- **Instruction**
In the listing from the line with "I need the location" to the line with "36, 368, 47]", change "row-key" to "row-label" and write out those lines with nothing else altered. Leave the picture out of your answer.

- **Data excerpts**
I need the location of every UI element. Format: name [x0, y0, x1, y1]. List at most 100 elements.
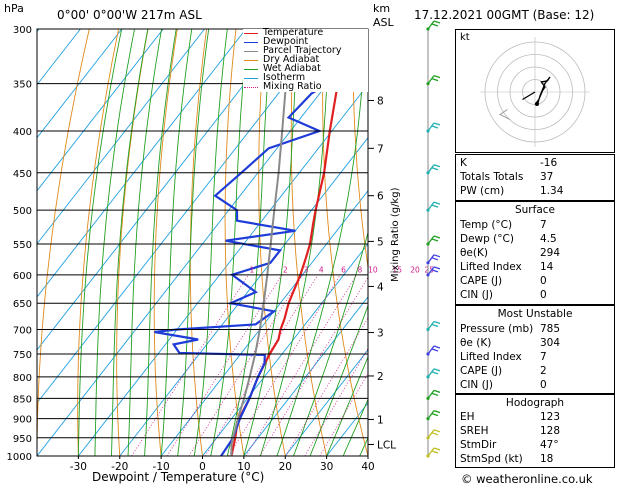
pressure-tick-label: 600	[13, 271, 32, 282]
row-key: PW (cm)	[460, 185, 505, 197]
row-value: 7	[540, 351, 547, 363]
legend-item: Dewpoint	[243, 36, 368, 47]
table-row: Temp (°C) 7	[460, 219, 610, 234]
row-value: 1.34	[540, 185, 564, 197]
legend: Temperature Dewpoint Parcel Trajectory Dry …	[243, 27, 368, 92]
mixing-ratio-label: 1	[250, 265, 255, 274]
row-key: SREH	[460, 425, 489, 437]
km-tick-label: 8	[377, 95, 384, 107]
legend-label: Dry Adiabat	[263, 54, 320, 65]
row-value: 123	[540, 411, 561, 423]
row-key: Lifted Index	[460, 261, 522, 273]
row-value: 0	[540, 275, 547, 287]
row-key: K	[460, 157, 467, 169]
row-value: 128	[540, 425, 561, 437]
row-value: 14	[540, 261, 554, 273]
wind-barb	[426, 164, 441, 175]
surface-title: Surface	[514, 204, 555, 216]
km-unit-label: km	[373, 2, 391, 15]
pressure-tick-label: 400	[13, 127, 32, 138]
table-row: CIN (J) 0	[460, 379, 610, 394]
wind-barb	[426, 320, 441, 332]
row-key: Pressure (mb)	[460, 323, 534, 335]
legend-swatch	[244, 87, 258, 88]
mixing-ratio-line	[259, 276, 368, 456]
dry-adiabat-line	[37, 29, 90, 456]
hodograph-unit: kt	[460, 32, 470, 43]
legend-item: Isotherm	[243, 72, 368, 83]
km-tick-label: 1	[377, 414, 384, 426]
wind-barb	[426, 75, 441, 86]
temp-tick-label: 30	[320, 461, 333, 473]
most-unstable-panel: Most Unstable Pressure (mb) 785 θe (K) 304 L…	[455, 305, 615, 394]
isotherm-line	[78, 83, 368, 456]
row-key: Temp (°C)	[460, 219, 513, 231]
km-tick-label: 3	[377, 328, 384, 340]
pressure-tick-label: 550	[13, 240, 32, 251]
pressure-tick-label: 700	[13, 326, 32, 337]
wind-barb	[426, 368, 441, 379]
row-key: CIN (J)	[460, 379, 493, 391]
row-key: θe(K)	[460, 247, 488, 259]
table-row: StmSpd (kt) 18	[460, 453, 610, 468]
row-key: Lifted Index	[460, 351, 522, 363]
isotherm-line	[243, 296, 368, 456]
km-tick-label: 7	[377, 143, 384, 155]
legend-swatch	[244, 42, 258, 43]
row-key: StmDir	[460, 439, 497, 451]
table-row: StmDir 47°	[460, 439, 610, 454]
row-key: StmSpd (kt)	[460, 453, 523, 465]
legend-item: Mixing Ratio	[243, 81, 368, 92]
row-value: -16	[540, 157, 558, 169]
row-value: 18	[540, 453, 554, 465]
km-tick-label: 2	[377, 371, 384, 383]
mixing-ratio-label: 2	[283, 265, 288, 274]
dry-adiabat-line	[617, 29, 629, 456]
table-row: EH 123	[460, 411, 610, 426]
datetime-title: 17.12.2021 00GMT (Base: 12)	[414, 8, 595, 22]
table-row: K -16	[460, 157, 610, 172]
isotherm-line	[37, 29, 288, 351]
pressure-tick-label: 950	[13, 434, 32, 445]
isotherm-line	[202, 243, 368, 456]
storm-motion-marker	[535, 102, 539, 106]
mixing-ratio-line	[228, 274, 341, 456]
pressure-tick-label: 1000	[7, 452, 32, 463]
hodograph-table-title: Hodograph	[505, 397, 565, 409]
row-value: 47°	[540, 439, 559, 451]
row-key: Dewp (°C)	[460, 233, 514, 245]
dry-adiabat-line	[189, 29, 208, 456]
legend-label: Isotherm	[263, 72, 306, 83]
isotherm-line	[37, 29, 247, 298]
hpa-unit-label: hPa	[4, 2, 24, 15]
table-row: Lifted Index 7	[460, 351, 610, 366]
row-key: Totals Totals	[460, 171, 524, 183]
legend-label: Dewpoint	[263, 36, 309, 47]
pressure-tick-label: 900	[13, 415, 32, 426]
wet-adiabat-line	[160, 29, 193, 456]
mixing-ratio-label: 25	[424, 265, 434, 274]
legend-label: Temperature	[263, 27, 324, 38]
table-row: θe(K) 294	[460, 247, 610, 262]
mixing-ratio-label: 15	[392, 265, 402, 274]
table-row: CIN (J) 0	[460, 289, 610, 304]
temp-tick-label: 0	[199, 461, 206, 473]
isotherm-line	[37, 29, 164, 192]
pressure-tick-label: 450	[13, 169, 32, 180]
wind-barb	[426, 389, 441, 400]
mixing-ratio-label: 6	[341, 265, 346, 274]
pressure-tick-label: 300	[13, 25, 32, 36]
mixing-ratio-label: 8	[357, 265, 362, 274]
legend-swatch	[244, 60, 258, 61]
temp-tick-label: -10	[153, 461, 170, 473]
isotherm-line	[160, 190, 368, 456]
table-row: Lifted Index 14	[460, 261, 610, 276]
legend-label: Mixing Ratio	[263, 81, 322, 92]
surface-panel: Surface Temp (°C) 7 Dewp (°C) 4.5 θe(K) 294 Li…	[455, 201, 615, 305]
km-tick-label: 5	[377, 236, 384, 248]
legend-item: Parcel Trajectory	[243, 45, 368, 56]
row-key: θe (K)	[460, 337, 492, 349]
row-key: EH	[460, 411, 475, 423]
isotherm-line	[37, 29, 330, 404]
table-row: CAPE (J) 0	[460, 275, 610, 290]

...

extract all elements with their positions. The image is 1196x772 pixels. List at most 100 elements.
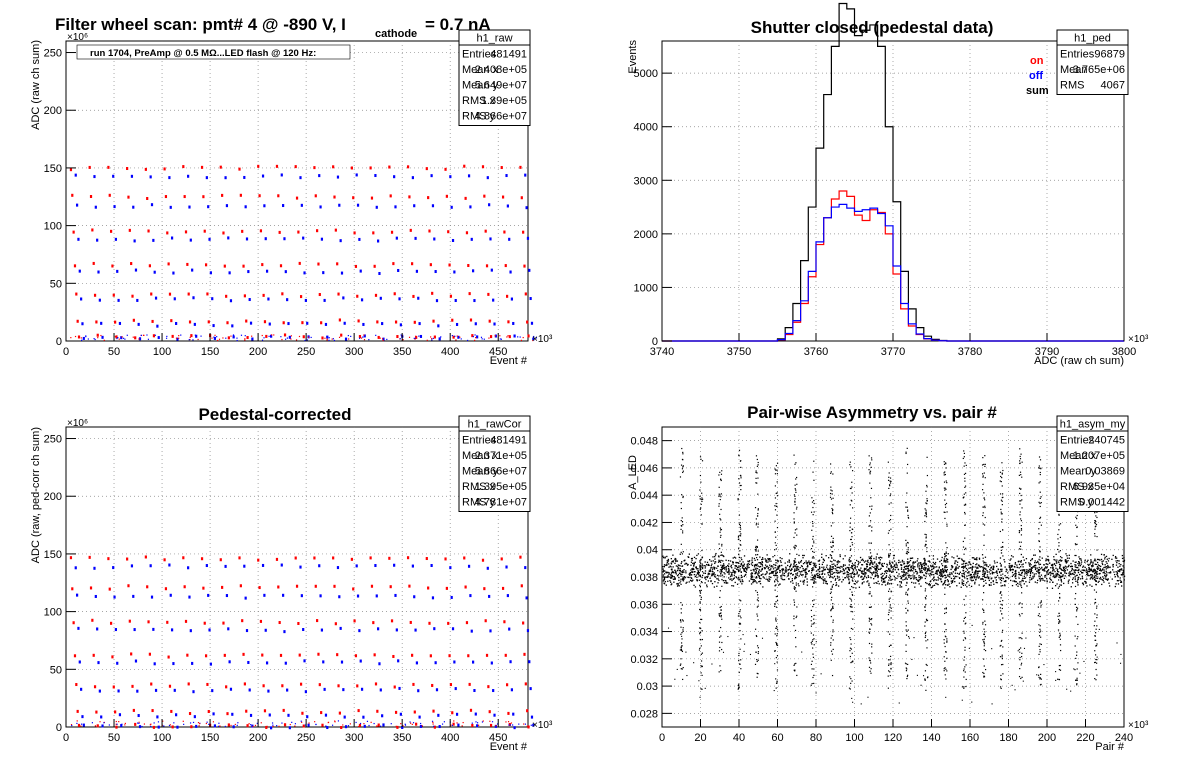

- **Exercise result**
I need the location of every UI element. Format: name [x0, y0, x1, y1]. List at most 100 elements.
pressure-tick-label: 600	[13, 271, 32, 282]
row-label: PW (cm)	[460, 185, 505, 197]
row-value: 7	[540, 351, 547, 363]
legend-item: Dewpoint	[243, 36, 368, 47]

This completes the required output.